▶ _DIRECTIVE_:
Copy out each line that includes the word "profile".

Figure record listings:

▼

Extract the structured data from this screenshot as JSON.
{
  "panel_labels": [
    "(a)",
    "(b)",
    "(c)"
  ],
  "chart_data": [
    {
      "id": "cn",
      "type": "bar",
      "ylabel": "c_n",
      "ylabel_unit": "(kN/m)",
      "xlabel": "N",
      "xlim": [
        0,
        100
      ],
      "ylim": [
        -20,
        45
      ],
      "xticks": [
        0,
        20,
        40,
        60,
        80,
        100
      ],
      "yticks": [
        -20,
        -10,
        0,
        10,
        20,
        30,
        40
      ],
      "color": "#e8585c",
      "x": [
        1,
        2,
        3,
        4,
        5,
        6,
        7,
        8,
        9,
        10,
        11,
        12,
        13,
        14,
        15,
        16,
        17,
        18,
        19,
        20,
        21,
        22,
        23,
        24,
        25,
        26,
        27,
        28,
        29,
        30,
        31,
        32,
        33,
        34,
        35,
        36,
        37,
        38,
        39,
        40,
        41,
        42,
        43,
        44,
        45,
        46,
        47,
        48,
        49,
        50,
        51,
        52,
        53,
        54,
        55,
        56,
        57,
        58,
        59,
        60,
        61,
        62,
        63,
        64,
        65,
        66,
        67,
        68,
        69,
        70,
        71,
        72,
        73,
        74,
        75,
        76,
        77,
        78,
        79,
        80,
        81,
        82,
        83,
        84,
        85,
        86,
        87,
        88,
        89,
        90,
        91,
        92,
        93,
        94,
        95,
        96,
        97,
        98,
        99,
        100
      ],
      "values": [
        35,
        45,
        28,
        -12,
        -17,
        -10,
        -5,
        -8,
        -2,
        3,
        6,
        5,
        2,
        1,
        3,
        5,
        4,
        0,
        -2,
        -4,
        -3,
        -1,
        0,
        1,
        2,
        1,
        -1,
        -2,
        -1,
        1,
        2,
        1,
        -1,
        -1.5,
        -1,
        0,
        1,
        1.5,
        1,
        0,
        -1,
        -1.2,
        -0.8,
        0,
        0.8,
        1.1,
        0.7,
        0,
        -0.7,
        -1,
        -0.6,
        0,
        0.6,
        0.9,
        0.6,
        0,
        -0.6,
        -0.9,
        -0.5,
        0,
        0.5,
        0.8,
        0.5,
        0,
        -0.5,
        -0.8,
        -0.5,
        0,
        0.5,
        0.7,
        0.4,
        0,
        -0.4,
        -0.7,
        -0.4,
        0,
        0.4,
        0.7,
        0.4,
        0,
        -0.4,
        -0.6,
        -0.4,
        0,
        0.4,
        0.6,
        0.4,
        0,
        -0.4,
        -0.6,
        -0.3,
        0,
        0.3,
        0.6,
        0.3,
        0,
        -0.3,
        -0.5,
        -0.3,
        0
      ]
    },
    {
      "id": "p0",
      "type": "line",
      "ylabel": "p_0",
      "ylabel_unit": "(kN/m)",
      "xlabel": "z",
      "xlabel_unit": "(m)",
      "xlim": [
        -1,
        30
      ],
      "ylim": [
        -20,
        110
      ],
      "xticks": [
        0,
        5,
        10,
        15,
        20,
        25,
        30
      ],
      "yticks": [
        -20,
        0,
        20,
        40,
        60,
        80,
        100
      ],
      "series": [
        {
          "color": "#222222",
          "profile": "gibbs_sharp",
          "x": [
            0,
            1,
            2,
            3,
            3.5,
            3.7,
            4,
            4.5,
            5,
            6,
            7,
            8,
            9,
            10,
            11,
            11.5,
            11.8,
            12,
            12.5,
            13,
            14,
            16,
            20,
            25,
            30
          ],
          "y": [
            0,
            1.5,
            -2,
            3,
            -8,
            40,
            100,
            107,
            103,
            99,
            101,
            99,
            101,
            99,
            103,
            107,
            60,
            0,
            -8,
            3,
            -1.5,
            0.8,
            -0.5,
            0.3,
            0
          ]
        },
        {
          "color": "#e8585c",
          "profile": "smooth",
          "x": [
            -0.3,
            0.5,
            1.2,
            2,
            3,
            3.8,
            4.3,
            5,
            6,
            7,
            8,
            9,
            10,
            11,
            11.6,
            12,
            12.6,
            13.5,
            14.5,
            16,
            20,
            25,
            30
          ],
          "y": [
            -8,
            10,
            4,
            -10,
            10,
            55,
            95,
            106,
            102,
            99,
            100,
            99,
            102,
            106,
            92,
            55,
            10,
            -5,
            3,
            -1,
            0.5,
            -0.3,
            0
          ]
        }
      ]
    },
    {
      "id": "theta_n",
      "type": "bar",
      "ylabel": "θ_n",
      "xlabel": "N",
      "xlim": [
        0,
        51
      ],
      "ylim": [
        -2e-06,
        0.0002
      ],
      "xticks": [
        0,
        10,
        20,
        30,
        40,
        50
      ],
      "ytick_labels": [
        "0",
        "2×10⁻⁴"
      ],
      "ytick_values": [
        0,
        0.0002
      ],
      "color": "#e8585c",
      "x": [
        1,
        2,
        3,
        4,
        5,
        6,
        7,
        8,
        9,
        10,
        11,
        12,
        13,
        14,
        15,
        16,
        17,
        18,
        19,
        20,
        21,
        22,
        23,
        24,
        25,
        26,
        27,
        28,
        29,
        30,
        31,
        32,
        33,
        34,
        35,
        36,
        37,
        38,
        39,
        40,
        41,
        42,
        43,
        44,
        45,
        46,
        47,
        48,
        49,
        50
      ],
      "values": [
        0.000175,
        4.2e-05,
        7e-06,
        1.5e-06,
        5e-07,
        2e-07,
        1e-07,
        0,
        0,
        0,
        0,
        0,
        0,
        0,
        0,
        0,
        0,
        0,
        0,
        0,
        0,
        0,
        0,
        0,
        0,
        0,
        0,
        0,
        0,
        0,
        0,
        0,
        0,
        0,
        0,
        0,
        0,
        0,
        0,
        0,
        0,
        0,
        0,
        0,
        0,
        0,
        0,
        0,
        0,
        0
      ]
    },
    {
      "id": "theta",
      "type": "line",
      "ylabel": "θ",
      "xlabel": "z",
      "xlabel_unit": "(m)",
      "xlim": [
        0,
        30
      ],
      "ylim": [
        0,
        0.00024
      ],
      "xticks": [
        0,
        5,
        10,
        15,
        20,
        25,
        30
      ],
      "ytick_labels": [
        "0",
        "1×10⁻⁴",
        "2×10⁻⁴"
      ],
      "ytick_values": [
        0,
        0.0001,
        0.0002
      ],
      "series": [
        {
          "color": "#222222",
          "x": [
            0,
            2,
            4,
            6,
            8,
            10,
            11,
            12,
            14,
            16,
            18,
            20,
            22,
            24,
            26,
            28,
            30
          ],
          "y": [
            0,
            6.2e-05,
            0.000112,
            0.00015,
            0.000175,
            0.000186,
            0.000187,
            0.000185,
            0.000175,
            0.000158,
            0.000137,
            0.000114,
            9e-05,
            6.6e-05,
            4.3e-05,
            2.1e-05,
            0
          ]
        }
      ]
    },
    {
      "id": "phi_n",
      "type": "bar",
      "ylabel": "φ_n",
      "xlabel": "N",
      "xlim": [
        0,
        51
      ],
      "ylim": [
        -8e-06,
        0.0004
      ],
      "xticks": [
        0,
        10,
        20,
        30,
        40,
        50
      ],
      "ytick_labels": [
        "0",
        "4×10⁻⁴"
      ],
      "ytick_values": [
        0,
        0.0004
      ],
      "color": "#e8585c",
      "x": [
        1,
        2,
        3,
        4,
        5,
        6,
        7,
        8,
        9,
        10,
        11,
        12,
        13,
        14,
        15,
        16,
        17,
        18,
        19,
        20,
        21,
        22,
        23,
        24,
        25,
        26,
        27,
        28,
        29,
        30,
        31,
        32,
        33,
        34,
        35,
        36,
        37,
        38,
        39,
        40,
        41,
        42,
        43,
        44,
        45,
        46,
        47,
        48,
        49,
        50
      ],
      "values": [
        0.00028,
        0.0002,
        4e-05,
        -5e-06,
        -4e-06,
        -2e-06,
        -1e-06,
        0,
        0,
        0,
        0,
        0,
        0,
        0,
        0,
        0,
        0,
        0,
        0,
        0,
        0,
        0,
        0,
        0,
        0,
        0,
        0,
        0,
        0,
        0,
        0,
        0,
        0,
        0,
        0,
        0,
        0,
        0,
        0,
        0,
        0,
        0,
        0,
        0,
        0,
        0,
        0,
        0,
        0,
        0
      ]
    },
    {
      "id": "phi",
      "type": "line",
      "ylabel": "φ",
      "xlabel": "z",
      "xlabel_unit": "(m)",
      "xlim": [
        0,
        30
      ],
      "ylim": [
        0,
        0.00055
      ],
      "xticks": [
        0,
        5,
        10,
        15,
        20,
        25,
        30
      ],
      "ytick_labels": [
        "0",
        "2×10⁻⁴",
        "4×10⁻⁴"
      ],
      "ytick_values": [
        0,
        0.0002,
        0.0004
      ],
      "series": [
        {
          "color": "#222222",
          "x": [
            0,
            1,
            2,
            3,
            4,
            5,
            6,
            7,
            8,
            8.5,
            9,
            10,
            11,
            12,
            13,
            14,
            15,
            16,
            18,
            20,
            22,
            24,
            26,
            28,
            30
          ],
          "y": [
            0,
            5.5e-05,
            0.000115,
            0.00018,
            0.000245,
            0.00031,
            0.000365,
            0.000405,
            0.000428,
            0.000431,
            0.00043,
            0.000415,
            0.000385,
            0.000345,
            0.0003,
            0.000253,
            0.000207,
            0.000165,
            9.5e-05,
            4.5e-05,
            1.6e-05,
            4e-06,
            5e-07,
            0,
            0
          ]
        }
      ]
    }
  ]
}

▲

▶ _TASK SOLUTION_:
          "profile": "gibbs_sharp",
          "profile": "smooth",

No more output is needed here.